**Work to be completed:** Tell how many lines of the entries below include the string "xlabel". Respond with the number alone.

Dataset rows about figures
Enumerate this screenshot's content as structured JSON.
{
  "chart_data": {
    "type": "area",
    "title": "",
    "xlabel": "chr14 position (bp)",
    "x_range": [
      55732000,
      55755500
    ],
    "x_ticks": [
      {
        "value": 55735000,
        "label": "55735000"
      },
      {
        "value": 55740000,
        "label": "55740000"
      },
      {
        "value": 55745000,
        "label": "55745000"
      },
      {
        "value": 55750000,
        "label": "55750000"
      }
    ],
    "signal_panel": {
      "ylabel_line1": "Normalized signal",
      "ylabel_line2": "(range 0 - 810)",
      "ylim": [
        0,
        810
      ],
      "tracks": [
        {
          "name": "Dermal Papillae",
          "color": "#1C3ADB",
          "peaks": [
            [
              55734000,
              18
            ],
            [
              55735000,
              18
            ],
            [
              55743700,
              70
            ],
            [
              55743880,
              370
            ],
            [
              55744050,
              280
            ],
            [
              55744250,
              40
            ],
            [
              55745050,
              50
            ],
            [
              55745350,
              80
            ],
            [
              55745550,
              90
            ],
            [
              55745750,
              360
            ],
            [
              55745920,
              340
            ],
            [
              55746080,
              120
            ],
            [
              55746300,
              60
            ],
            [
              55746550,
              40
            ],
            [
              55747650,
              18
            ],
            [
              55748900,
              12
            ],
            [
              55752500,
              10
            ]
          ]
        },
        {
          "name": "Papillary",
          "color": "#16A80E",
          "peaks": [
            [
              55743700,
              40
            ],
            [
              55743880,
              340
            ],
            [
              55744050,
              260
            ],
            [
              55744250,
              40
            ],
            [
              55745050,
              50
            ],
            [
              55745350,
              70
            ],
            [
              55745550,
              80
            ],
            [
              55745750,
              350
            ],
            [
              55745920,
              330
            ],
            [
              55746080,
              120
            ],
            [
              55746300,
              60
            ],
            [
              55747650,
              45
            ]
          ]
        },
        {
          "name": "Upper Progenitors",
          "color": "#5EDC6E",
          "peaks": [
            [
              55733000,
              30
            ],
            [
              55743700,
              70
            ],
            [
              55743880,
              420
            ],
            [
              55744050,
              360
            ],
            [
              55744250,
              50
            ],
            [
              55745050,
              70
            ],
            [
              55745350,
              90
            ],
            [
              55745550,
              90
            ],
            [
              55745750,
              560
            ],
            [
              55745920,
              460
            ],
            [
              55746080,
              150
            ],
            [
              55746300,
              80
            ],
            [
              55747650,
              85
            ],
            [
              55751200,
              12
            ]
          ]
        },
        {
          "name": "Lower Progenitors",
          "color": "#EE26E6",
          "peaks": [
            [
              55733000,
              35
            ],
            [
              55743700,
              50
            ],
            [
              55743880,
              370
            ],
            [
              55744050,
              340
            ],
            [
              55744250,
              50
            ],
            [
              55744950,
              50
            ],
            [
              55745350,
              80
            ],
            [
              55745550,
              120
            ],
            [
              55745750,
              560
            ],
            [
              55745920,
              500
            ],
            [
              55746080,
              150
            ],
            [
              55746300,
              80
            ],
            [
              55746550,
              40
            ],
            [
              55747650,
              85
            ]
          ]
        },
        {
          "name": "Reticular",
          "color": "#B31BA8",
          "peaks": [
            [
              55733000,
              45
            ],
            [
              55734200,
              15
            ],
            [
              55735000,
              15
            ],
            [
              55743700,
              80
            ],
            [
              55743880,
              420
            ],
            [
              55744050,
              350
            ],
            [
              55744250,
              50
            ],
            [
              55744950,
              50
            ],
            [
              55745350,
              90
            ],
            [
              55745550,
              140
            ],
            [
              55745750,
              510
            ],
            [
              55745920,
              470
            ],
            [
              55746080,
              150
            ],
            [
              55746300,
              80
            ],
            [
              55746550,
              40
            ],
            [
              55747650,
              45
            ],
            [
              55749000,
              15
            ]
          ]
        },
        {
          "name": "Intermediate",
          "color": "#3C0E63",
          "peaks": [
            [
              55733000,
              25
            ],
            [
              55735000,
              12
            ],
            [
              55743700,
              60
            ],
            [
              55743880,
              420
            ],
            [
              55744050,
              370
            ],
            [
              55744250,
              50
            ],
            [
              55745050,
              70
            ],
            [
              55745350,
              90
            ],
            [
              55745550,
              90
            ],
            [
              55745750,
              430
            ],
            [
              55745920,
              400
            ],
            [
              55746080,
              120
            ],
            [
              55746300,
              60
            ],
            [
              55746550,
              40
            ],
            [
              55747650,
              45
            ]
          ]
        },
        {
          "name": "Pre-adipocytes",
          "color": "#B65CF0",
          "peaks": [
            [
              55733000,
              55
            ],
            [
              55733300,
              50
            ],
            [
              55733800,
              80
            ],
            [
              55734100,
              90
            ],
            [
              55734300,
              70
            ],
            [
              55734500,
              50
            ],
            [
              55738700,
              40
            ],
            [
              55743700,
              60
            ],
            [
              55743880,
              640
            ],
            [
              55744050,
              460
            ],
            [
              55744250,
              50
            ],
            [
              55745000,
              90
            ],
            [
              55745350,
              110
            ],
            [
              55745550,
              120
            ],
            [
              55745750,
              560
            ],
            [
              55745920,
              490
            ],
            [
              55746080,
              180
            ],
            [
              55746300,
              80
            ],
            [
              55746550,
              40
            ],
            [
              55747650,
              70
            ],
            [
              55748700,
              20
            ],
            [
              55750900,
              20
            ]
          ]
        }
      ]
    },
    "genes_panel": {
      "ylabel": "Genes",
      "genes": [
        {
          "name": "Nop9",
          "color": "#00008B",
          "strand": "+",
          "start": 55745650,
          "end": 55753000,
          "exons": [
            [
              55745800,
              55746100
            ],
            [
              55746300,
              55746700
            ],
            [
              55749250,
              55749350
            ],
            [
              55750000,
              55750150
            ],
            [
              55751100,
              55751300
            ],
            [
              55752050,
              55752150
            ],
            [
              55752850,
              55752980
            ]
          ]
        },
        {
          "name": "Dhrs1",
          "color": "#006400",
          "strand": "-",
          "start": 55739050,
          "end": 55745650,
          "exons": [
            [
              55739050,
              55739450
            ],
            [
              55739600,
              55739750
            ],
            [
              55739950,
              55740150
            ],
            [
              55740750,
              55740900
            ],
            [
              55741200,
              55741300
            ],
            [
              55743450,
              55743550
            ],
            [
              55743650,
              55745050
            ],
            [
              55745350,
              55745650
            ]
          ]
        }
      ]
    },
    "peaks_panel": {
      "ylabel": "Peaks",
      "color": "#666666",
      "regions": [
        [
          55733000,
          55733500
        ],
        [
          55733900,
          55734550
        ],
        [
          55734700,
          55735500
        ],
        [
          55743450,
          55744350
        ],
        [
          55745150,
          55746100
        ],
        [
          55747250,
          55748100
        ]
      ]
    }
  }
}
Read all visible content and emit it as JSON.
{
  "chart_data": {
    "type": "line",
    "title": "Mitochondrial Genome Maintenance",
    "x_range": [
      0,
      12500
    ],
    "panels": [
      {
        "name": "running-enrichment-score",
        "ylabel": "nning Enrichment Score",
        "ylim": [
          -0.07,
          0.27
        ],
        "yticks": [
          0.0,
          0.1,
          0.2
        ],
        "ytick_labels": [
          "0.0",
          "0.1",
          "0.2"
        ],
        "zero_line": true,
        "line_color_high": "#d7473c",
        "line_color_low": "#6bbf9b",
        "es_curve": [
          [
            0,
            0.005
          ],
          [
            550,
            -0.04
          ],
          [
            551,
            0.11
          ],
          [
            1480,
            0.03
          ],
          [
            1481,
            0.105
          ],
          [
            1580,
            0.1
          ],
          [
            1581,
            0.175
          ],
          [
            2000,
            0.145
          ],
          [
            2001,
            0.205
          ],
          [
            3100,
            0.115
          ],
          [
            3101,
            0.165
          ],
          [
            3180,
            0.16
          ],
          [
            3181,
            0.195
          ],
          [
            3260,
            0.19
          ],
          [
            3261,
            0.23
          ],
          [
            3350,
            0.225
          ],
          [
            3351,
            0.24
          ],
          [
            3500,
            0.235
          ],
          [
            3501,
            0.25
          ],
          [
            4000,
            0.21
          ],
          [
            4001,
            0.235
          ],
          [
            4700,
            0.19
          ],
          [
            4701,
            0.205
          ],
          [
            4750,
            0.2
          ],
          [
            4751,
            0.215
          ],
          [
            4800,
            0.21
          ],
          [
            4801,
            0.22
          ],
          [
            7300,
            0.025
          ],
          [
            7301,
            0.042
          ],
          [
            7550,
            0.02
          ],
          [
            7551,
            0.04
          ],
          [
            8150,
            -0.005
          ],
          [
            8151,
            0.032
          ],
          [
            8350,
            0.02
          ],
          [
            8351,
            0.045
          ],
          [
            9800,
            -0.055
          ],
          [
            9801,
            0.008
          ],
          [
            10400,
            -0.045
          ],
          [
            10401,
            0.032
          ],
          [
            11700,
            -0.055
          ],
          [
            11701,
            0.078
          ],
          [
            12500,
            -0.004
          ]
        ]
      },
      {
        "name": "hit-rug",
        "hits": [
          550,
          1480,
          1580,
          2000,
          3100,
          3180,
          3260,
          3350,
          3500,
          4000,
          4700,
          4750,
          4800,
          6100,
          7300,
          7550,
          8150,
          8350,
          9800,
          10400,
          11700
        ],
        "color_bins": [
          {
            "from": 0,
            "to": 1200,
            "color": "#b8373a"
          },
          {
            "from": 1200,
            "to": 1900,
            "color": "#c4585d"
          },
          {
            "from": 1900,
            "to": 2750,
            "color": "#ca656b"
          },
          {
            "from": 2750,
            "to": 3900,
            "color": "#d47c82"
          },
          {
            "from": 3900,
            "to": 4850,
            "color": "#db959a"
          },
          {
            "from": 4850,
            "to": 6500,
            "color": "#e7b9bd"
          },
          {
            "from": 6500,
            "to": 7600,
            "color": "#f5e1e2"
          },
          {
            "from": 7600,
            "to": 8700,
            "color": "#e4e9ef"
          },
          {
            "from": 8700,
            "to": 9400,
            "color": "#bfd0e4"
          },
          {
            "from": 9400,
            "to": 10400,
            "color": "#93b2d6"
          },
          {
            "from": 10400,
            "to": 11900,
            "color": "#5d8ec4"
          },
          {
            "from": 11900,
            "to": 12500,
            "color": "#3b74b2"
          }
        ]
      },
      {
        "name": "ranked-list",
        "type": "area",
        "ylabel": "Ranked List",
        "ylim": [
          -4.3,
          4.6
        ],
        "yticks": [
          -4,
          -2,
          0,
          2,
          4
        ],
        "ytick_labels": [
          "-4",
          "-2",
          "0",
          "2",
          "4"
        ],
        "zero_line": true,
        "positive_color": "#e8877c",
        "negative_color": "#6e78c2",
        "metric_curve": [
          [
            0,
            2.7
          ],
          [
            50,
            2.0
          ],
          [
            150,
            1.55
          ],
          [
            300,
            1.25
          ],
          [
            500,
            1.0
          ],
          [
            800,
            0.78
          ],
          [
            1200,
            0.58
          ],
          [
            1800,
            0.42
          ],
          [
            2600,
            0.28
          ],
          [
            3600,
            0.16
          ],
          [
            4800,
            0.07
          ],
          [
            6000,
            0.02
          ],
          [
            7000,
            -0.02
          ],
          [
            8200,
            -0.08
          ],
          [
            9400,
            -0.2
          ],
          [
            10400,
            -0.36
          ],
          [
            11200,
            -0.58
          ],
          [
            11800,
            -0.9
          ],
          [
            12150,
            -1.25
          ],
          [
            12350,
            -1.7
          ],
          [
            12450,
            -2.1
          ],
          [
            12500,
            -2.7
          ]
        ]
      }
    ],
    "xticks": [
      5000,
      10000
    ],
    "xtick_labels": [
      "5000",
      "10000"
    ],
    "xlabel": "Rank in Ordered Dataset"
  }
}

**Output:** 2